* Problem to work on:
Pull every line of the entries that has the word "Suits".

* Dataset rows:
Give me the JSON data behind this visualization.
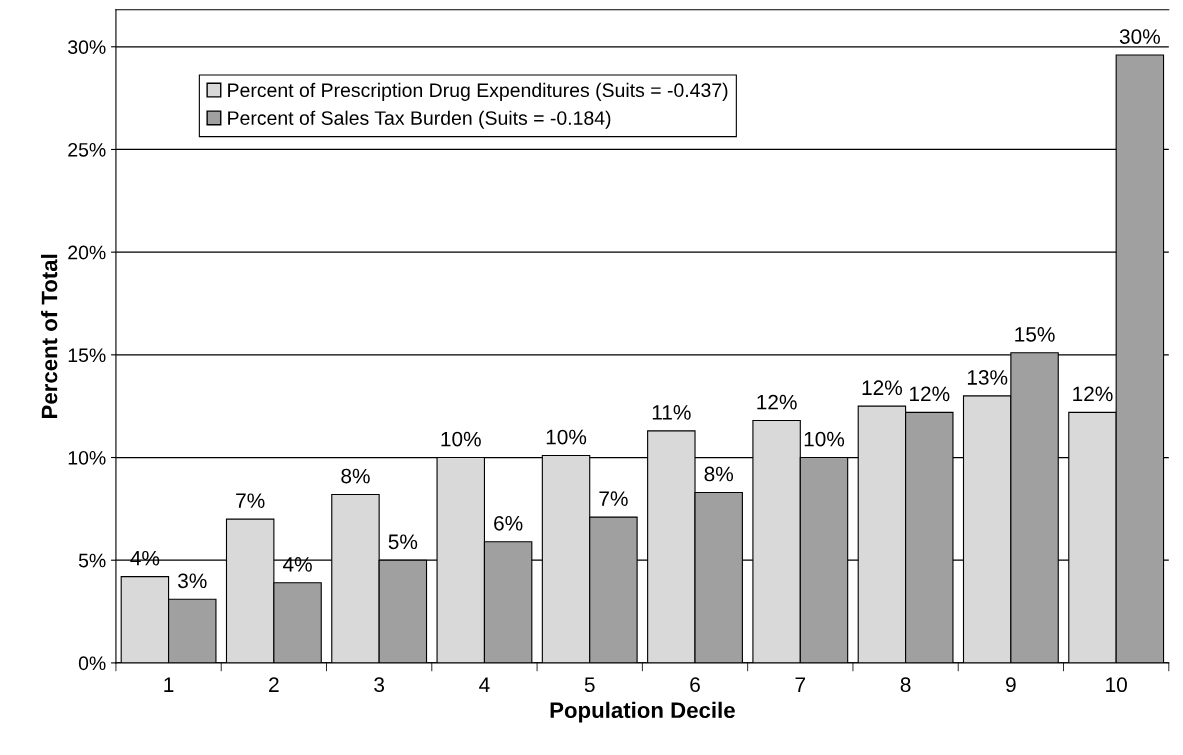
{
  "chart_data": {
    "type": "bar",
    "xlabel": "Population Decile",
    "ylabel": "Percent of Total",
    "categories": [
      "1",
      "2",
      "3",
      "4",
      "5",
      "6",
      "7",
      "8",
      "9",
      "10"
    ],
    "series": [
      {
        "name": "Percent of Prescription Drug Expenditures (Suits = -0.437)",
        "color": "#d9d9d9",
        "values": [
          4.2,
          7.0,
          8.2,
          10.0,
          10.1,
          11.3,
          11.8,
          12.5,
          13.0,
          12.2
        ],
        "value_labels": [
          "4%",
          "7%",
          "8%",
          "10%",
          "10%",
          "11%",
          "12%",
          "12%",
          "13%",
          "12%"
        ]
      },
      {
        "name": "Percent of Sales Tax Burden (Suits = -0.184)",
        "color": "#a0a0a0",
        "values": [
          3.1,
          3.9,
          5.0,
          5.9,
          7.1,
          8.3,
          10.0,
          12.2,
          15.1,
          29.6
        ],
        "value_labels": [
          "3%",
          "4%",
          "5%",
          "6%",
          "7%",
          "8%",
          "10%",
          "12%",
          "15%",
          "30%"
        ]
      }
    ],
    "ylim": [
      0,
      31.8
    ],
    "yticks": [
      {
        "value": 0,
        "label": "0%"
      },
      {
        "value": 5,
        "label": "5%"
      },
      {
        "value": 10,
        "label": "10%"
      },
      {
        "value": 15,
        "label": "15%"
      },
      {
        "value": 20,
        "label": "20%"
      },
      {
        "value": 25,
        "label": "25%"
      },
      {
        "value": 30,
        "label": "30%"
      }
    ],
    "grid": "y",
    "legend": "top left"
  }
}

* Answer for this exercise:
        "name": "Percent of Prescription Drug Expenditures (Suits = -0.437)",
        "name": "Percent of Sales Tax Burden (Suits = -0.184)",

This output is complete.